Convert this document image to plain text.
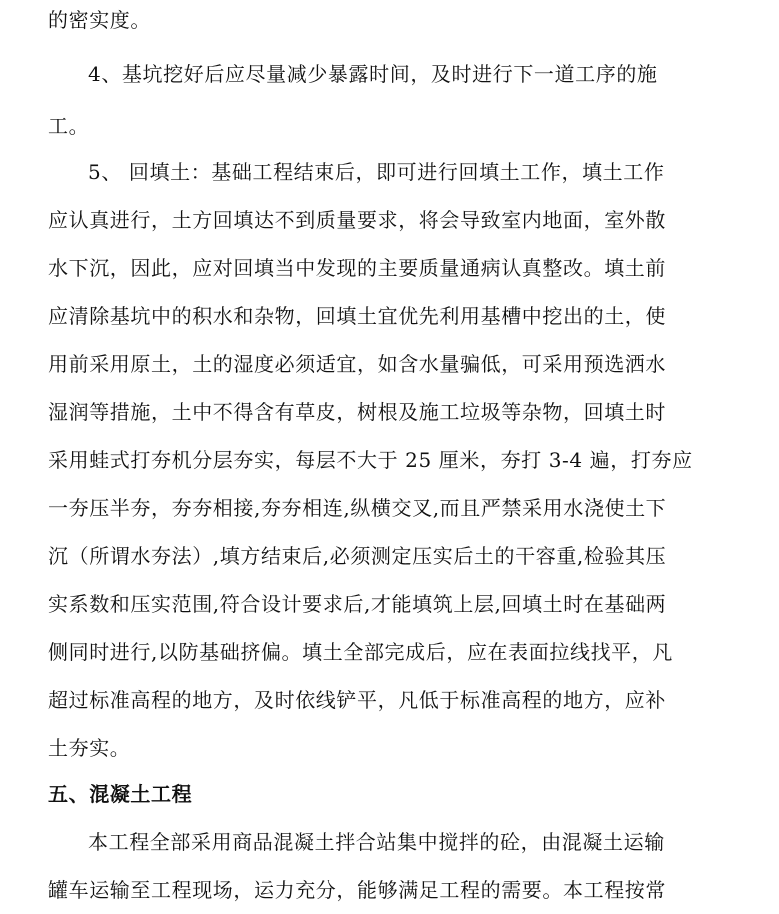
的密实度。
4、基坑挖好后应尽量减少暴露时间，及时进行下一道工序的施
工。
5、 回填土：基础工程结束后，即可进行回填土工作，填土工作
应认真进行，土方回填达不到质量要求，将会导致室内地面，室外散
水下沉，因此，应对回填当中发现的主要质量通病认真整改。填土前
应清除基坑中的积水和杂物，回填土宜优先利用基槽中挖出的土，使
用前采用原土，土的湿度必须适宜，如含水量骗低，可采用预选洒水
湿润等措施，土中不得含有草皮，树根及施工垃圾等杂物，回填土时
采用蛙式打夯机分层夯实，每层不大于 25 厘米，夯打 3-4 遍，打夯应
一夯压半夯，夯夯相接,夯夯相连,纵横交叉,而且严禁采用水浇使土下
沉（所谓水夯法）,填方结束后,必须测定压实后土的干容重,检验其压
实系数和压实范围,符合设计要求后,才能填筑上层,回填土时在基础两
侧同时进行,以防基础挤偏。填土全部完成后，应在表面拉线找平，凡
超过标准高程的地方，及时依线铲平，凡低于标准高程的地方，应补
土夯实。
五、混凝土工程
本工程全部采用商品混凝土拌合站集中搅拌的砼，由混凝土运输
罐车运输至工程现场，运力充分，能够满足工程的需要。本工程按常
=-=-=
== Written request ==
Exclude the images, then output the data above word for word.

== Solution to the exercise ==
Convert this document image to plain text.
的密实度。
4、基坑挖好后应尽量减少暴露时间，及时进行下一道工序的施
工。
5、 回填土：基础工程结束后，即可进行回填土工作，填土工作
应认真进行，土方回填达不到质量要求，将会导致室内地面，室外散
水下沉，因此，应对回填当中发现的主要质量通病认真整改。填土前
应清除基坑中的积水和杂物，回填土宜优先利用基槽中挖出的土，使
用前采用原土，土的湿度必须适宜，如含水量骗低，可采用预选洒水
湿润等措施，土中不得含有草皮，树根及施工垃圾等杂物，回填土时
采用蛙式打夯机分层夯实，每层不大于 25 厘米，夯打 3-4 遍，打夯应
一夯压半夯，夯夯相接,夯夯相连,纵横交叉,而且严禁采用水浇使土下
沉（所谓水夯法）,填方结束后,必须测定压实后土的干容重,检验其压
实系数和压实范围,符合设计要求后,才能填筑上层,回填土时在基础两
侧同时进行,以防基础挤偏。填土全部完成后，应在表面拉线找平，凡
超过标准高程的地方，及时依线铲平，凡低于标准高程的地方，应补
土夯实。
五、混凝土工程
本工程全部采用商品混凝土拌合站集中搅拌的砼，由混凝土运输
罐车运输至工程现场，运力充分，能够满足工程的需要。本工程按常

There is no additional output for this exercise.